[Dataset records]

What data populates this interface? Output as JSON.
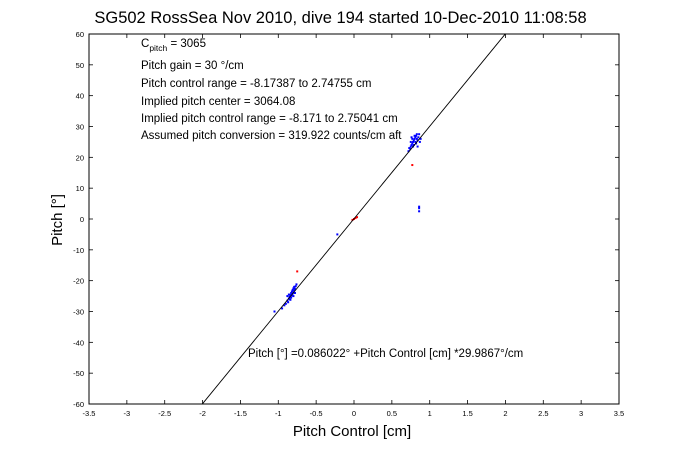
{
  "chart_data": {
    "type": "scatter",
    "title": "SG502 RossSea Nov 2010, dive 194 started 10-Dec-2010 11:08:58",
    "xlabel": "Pitch Control [cm]",
    "ylabel": "Pitch [°]",
    "xlim": [
      -3.5,
      3.5
    ],
    "ylim": [
      -60,
      60
    ],
    "xticks": [
      -3.5,
      -3,
      -2.5,
      -2,
      -1.5,
      -1,
      -0.5,
      0,
      0.5,
      1,
      1.5,
      2,
      2.5,
      3,
      3.5
    ],
    "xtick_labels": [
      "-3.5",
      "-3",
      "-2.5",
      "-2",
      "-1.5",
      "-1",
      "-0.5",
      "0",
      "0.5",
      "1",
      "1.5",
      "2",
      "2.5",
      "3",
      "3.5"
    ],
    "yticks": [
      -60,
      -50,
      -40,
      -30,
      -20,
      -10,
      0,
      10,
      20,
      30,
      40,
      50,
      60
    ],
    "ytick_labels": [
      "-60",
      "-50",
      "-40",
      "-30",
      "-20",
      "-10",
      "0",
      "10",
      "20",
      "30",
      "40",
      "50",
      "60"
    ],
    "grid": false,
    "fit_line": {
      "intercept": 0.086022,
      "slope": 29.9867,
      "x_range": [
        -2.0,
        2.0
      ]
    },
    "series": [
      {
        "color": "#0000ff",
        "points": [
          [
            -0.9,
            -27.5
          ],
          [
            -0.88,
            -26.5
          ],
          [
            -0.86,
            -25.8
          ],
          [
            -0.85,
            -25.2
          ],
          [
            -0.84,
            -24.6
          ],
          [
            -0.83,
            -24.0
          ],
          [
            -0.82,
            -23.5
          ],
          [
            -0.81,
            -23.0
          ],
          [
            -0.8,
            -22.5
          ],
          [
            -0.79,
            -22.0
          ],
          [
            -0.87,
            -27.0
          ],
          [
            -0.85,
            -26.0
          ],
          [
            -0.83,
            -25.5
          ],
          [
            -0.82,
            -24.8
          ],
          [
            -0.81,
            -24.2
          ],
          [
            -0.8,
            -23.8
          ],
          [
            -0.79,
            -23.2
          ],
          [
            -0.78,
            -22.6
          ],
          [
            -0.77,
            -21.8
          ],
          [
            -0.76,
            -21.2
          ],
          [
            -0.84,
            -26.2
          ],
          [
            -0.86,
            -24.5
          ],
          [
            -0.8,
            -25.0
          ],
          [
            -0.78,
            -24.0
          ],
          [
            -0.88,
            -25.0
          ],
          [
            -0.92,
            -28.0
          ],
          [
            -0.95,
            -29.0
          ],
          [
            -1.05,
            -30.0
          ],
          [
            0.72,
            22.0
          ],
          [
            0.74,
            22.8
          ],
          [
            0.75,
            23.5
          ],
          [
            0.76,
            24.0
          ],
          [
            0.77,
            24.5
          ],
          [
            0.78,
            25.0
          ],
          [
            0.79,
            25.5
          ],
          [
            0.8,
            26.0
          ],
          [
            0.81,
            26.5
          ],
          [
            0.82,
            27.0
          ],
          [
            0.83,
            27.5
          ],
          [
            0.75,
            25.0
          ],
          [
            0.77,
            26.0
          ],
          [
            0.79,
            24.0
          ],
          [
            0.81,
            25.0
          ],
          [
            0.83,
            26.0
          ],
          [
            0.84,
            25.5
          ],
          [
            0.85,
            26.5
          ],
          [
            0.86,
            27.5
          ],
          [
            0.73,
            23.0
          ],
          [
            0.76,
            26.5
          ],
          [
            0.78,
            23.5
          ],
          [
            0.8,
            27.0
          ],
          [
            0.82,
            24.5
          ],
          [
            0.84,
            23.5
          ],
          [
            0.87,
            25.0
          ],
          [
            0.88,
            26.0
          ],
          [
            0.86,
            4.0
          ],
          [
            0.86,
            3.5
          ],
          [
            0.86,
            2.5
          ],
          [
            -0.22,
            -5.0
          ]
        ]
      },
      {
        "color": "#ff0000",
        "points": [
          [
            0.0,
            0.0
          ],
          [
            0.02,
            0.3
          ],
          [
            -0.02,
            -0.3
          ],
          [
            0.04,
            0.6
          ],
          [
            0.77,
            17.5
          ],
          [
            -0.75,
            -17.0
          ]
        ]
      }
    ]
  },
  "annotations": {
    "c_pitch_main": "C",
    "c_pitch_sub": "pitch",
    "c_pitch_rest": " = 3065",
    "lines": [
      "Pitch gain = 30 °/cm",
      "Pitch control range = -8.17387 to 2.74755 cm",
      "Implied pitch center = 3064.08",
      "Implied pitch control range = -8.171 to 2.75041 cm",
      "Assumed pitch conversion = 319.922 counts/cm aft"
    ],
    "fit_equation": "Pitch [°] =0.086022° +Pitch Control [cm] *29.9867°/cm"
  }
}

* _GOAL_
Copy the material exactly. Do not include the pictures.

* _ANSWER TO THE TASK_
What data populates this interface? Output as JSON.
{
  "chart_data": {
    "type": "scatter",
    "title": "SG502 RossSea Nov 2010, dive 194 started 10-Dec-2010 11:08:58",
    "xlabel": "Pitch Control [cm]",
    "ylabel": "Pitch [°]",
    "xlim": [
      -3.5,
      3.5
    ],
    "ylim": [
      -60,
      60
    ],
    "xticks": [
      -3.5,
      -3,
      -2.5,
      -2,
      -1.5,
      -1,
      -0.5,
      0,
      0.5,
      1,
      1.5,
      2,
      2.5,
      3,
      3.5
    ],
    "xtick_labels": [
      "-3.5",
      "-3",
      "-2.5",
      "-2",
      "-1.5",
      "-1",
      "-0.5",
      "0",
      "0.5",
      "1",
      "1.5",
      "2",
      "2.5",
      "3",
      "3.5"
    ],
    "yticks": [
      -60,
      -50,
      -40,
      -30,
      -20,
      -10,
      0,
      10,
      20,
      30,
      40,
      50,
      60
    ],
    "ytick_labels": [
      "-60",
      "-50",
      "-40",
      "-30",
      "-20",
      "-10",
      "0",
      "10",
      "20",
      "30",
      "40",
      "50",
      "60"
    ],
    "grid": false,
    "fit_line": {
      "intercept": 0.086022,
      "slope": 29.9867,
      "x_range": [
        -2.0,
        2.0
      ]
    },
    "series": [
      {
        "color": "#0000ff",
        "points": [
          [
            -0.9,
            -27.5
          ],
          [
            -0.88,
            -26.5
          ],
          [
            -0.86,
            -25.8
          ],
          [
            -0.85,
            -25.2
          ],
          [
            -0.84,
            -24.6
          ],
          [
            -0.83,
            -24.0
          ],
          [
            -0.82,
            -23.5
          ],
          [
            -0.81,
            -23.0
          ],
          [
            -0.8,
            -22.5
          ],
          [
            -0.79,
            -22.0
          ],
          [
            -0.87,
            -27.0
          ],
          [
            -0.85,
            -26.0
          ],
          [
            -0.83,
            -25.5
          ],
          [
            -0.82,
            -24.8
          ],
          [
            -0.81,
            -24.2
          ],
          [
            -0.8,
            -23.8
          ],
          [
            -0.79,
            -23.2
          ],
          [
            -0.78,
            -22.6
          ],
          [
            -0.77,
            -21.8
          ],
          [
            -0.76,
            -21.2
          ],
          [
            -0.84,
            -26.2
          ],
          [
            -0.86,
            -24.5
          ],
          [
            -0.8,
            -25.0
          ],
          [
            -0.78,
            -24.0
          ],
          [
            -0.88,
            -25.0
          ],
          [
            -0.92,
            -28.0
          ],
          [
            -0.95,
            -29.0
          ],
          [
            -1.05,
            -30.0
          ],
          [
            0.72,
            22.0
          ],
          [
            0.74,
            22.8
          ],
          [
            0.75,
            23.5
          ],
          [
            0.76,
            24.0
          ],
          [
            0.77,
            24.5
          ],
          [
            0.78,
            25.0
          ],
          [
            0.79,
            25.5
          ],
          [
            0.8,
            26.0
          ],
          [
            0.81,
            26.5
          ],
          [
            0.82,
            27.0
          ],
          [
            0.83,
            27.5
          ],
          [
            0.75,
            25.0
          ],
          [
            0.77,
            26.0
          ],
          [
            0.79,
            24.0
          ],
          [
            0.81,
            25.0
          ],
          [
            0.83,
            26.0
          ],
          [
            0.84,
            25.5
          ],
          [
            0.85,
            26.5
          ],
          [
            0.86,
            27.5
          ],
          [
            0.73,
            23.0
          ],
          [
            0.76,
            26.5
          ],
          [
            0.78,
            23.5
          ],
          [
            0.8,
            27.0
          ],
          [
            0.82,
            24.5
          ],
          [
            0.84,
            23.5
          ],
          [
            0.87,
            25.0
          ],
          [
            0.88,
            26.0
          ],
          [
            0.86,
            4.0
          ],
          [
            0.86,
            3.5
          ],
          [
            0.86,
            2.5
          ],
          [
            -0.22,
            -5.0
          ]
        ]
      },
      {
        "color": "#ff0000",
        "points": [
          [
            0.0,
            0.0
          ],
          [
            0.02,
            0.3
          ],
          [
            -0.02,
            -0.3
          ],
          [
            0.04,
            0.6
          ],
          [
            0.77,
            17.5
          ],
          [
            -0.75,
            -17.0
          ]
        ]
      }
    ]
  },
  "annotations": {
    "c_pitch_main": "C",
    "c_pitch_sub": "pitch",
    "c_pitch_rest": " = 3065",
    "lines": [
      "Pitch gain = 30 °/cm",
      "Pitch control range = -8.17387 to 2.74755 cm",
      "Implied pitch center = 3064.08",
      "Implied pitch control range = -8.171 to 2.75041 cm",
      "Assumed pitch conversion = 319.922 counts/cm aft"
    ],
    "fit_equation": "Pitch [°] =0.086022° +Pitch Control [cm] *29.9867°/cm"
  }
}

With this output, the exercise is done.